Print out the material that follows word for word.

═════ Recorded data

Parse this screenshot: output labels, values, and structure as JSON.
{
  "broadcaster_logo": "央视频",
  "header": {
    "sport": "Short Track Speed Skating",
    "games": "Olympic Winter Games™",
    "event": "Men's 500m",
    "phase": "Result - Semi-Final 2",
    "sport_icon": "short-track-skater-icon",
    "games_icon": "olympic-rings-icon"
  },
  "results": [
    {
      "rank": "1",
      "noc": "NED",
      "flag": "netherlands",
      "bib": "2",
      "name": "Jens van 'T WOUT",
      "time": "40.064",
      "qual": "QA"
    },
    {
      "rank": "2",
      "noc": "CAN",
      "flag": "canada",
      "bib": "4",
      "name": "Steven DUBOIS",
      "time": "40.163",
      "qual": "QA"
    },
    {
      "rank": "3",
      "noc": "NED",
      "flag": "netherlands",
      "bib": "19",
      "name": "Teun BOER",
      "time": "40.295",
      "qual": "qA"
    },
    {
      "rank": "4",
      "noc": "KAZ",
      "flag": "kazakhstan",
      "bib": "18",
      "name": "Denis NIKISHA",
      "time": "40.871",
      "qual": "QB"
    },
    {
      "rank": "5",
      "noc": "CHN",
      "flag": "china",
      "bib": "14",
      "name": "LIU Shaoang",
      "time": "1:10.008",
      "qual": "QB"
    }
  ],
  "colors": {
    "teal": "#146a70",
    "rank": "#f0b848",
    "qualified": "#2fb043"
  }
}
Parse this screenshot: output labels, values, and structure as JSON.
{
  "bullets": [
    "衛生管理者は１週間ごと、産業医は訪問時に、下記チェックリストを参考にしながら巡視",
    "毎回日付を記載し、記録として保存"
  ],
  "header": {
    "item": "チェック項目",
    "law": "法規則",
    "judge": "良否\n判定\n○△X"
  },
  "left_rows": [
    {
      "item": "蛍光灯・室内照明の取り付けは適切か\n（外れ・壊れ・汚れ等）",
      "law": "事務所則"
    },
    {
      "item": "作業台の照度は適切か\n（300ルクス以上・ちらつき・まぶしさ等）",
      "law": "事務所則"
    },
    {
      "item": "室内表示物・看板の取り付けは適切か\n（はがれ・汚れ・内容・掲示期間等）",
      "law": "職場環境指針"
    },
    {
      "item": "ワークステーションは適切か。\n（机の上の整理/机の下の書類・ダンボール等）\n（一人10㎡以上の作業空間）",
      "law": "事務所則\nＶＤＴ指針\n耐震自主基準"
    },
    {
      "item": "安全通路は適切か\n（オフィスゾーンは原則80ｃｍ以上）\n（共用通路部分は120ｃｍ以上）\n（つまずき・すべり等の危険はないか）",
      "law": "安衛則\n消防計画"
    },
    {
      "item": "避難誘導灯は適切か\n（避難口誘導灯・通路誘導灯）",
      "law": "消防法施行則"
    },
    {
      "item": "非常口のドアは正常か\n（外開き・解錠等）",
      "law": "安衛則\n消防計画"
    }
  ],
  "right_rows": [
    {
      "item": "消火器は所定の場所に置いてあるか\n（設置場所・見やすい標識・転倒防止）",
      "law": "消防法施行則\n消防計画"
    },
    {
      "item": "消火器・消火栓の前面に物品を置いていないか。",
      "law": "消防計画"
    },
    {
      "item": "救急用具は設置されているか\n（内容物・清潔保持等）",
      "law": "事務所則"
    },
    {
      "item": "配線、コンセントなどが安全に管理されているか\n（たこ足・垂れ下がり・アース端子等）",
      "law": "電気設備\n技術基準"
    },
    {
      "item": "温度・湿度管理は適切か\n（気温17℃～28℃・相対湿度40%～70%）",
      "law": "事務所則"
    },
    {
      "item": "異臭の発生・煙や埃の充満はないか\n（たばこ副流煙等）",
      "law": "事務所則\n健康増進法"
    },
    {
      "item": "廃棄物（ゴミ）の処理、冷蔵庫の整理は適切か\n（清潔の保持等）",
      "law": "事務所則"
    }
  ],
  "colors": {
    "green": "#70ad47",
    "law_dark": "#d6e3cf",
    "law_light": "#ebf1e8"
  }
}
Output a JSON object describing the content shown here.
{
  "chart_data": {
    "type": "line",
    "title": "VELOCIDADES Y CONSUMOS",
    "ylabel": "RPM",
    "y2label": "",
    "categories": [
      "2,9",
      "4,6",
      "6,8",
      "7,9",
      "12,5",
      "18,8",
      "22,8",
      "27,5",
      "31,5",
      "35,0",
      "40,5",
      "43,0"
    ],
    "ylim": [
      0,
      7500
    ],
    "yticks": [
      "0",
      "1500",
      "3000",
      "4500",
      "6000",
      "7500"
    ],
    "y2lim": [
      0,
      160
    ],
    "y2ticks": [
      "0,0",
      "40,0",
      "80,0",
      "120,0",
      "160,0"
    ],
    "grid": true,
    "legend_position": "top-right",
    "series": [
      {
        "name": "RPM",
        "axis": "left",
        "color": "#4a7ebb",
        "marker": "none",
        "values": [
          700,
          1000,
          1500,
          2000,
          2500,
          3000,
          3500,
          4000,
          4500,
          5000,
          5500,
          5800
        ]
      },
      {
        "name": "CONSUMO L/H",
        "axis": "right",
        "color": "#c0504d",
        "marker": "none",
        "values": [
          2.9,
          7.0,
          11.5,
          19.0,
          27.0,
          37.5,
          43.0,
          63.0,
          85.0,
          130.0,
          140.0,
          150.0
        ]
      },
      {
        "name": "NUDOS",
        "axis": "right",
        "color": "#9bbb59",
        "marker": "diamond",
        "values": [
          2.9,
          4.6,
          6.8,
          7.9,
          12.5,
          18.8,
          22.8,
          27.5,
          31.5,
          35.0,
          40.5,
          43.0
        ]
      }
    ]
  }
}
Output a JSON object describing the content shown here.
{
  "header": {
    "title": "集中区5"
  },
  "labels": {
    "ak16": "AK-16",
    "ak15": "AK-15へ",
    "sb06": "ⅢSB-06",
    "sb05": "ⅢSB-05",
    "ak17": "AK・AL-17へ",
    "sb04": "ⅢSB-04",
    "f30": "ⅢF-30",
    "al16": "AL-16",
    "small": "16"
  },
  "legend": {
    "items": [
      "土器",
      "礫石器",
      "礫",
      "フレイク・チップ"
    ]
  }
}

══════════

* Written response *
Parse this screenshot: output labels, values, and structure as JSON.
{
  "broadcaster_logo": "央视频",
  "header": {
    "sport": "Short Track Speed Skating",
    "games": "Olympic Winter Games™",
    "event": "Men's 500m",
    "phase": "Result - Semi-Final 2",
    "sport_icon": "short-track-skater-icon",
    "games_icon": "olympic-rings-icon"
  },
  "results": [
    {
      "rank": "1",
      "noc": "NED",
      "flag": "netherlands",
      "bib": "2",
      "name": "Jens van 'T WOUT",
      "time": "40.064",
      "qual": "QA"
    },
    {
      "rank": "2",
      "noc": "CAN",
      "flag": "canada",
      "bib": "4",
      "name": "Steven DUBOIS",
      "time": "40.163",
      "qual": "QA"
    },
    {
      "rank": "3",
      "noc": "NED",
      "flag": "netherlands",
      "bib": "19",
      "name": "Teun BOER",
      "time": "40.295",
      "qual": "qA"
    },
    {
      "rank": "4",
      "noc": "KAZ",
      "flag": "kazakhstan",
      "bib": "18",
      "name": "Denis NIKISHA",
      "time": "40.871",
      "qual": "QB"
    },
    {
      "rank": "5",
      "noc": "CHN",
      "flag": "china",
      "bib": "14",
      "name": "LIU Shaoang",
      "time": "1:10.008",
      "qual": "QB"
    }
  ],
  "colors": {
    "teal": "#146a70",
    "rank": "#f0b848",
    "qualified": "#2fb043"
  }
}
Parse this screenshot: output labels, values, and structure as JSON.
{
  "bullets": [
    "衛生管理者は１週間ごと、産業医は訪問時に、下記チェックリストを参考にしながら巡視",
    "毎回日付を記載し、記録として保存"
  ],
  "header": {
    "item": "チェック項目",
    "law": "法規則",
    "judge": "良否\n判定\n○△X"
  },
  "left_rows": [
    {
      "item": "蛍光灯・室内照明の取り付けは適切か\n（外れ・壊れ・汚れ等）",
      "law": "事務所則"
    },
    {
      "item": "作業台の照度は適切か\n（300ルクス以上・ちらつき・まぶしさ等）",
      "law": "事務所則"
    },
    {
      "item": "室内表示物・看板の取り付けは適切か\n（はがれ・汚れ・内容・掲示期間等）",
      "law": "職場環境指針"
    },
    {
      "item": "ワークステーションは適切か。\n（机の上の整理/机の下の書類・ダンボール等）\n（一人10㎡以上の作業空間）",
      "law": "事務所則\nＶＤＴ指針\n耐震自主基準"
    },
    {
      "item": "安全通路は適切か\n（オフィスゾーンは原則80ｃｍ以上）\n（共用通路部分は120ｃｍ以上）\n（つまずき・すべり等の危険はないか）",
      "law": "安衛則\n消防計画"
    },
    {
      "item": "避難誘導灯は適切か\n（避難口誘導灯・通路誘導灯）",
      "law": "消防法施行則"
    },
    {
      "item": "非常口のドアは正常か\n（外開き・解錠等）",
      "law": "安衛則\n消防計画"
    }
  ],
  "right_rows": [
    {
      "item": "消火器は所定の場所に置いてあるか\n（設置場所・見やすい標識・転倒防止）",
      "law": "消防法施行則\n消防計画"
    },
    {
      "item": "消火器・消火栓の前面に物品を置いていないか。",
      "law": "消防計画"
    },
    {
      "item": "救急用具は設置されているか\n（内容物・清潔保持等）",
      "law": "事務所則"
    },
    {
      "item": "配線、コンセントなどが安全に管理されているか\n（たこ足・垂れ下がり・アース端子等）",
      "law": "電気設備\n技術基準"
    },
    {
      "item": "温度・湿度管理は適切か\n（気温17℃～28℃・相対湿度40%～70%）",
      "law": "事務所則"
    },
    {
      "item": "異臭の発生・煙や埃の充満はないか\n（たばこ副流煙等）",
      "law": "事務所則\n健康増進法"
    },
    {
      "item": "廃棄物（ゴミ）の処理、冷蔵庫の整理は適切か\n（清潔の保持等）",
      "law": "事務所則"
    }
  ],
  "colors": {
    "green": "#70ad47",
    "law_dark": "#d6e3cf",
    "law_light": "#ebf1e8"
  }
}
Output a JSON object describing the content shown here.
{
  "chart_data": {
    "type": "line",
    "title": "VELOCIDADES Y CONSUMOS",
    "ylabel": "RPM",
    "y2label": "",
    "categories": [
      "2,9",
      "4,6",
      "6,8",
      "7,9",
      "12,5",
      "18,8",
      "22,8",
      "27,5",
      "31,5",
      "35,0",
      "40,5",
      "43,0"
    ],
    "ylim": [
      0,
      7500
    ],
    "yticks": [
      "0",
      "1500",
      "3000",
      "4500",
      "6000",
      "7500"
    ],
    "y2lim": [
      0,
      160
    ],
    "y2ticks": [
      "0,0",
      "40,0",
      "80,0",
      "120,0",
      "160,0"
    ],
    "grid": true,
    "legend_position": "top-right",
    "series": [
      {
        "name": "RPM",
        "axis": "left",
        "color": "#4a7ebb",
        "marker": "none",
        "values": [
          700,
          1000,
          1500,
          2000,
          2500,
          3000,
          3500,
          4000,
          4500,
          5000,
          5500,
          5800
        ]
      },
      {
        "name": "CONSUMO L/H",
        "axis": "right",
        "color": "#c0504d",
        "marker": "none",
        "values": [
          2.9,
          7.0,
          11.5,
          19.0,
          27.0,
          37.5,
          43.0,
          63.0,
          85.0,
          130.0,
          140.0,
          150.0
        ]
      },
      {
        "name": "NUDOS",
        "axis": "right",
        "color": "#9bbb59",
        "marker": "diamond",
        "values": [
          2.9,
          4.6,
          6.8,
          7.9,
          12.5,
          18.8,
          22.8,
          27.5,
          31.5,
          35.0,
          40.5,
          43.0
        ]
      }
    ]
  }
}
Output a JSON object describing the content shown here.
{
  "header": {
    "title": "集中区5"
  },
  "labels": {
    "ak16": "AK-16",
    "ak15": "AK-15へ",
    "sb06": "ⅢSB-06",
    "sb05": "ⅢSB-05",
    "ak17": "AK・AL-17へ",
    "sb04": "ⅢSB-04",
    "f30": "ⅢF-30",
    "al16": "AL-16",
    "small": "16"
  },
  "legend": {
    "items": [
      "土器",
      "礫石器",
      "礫",
      "フレイク・チップ"
    ]
  }
}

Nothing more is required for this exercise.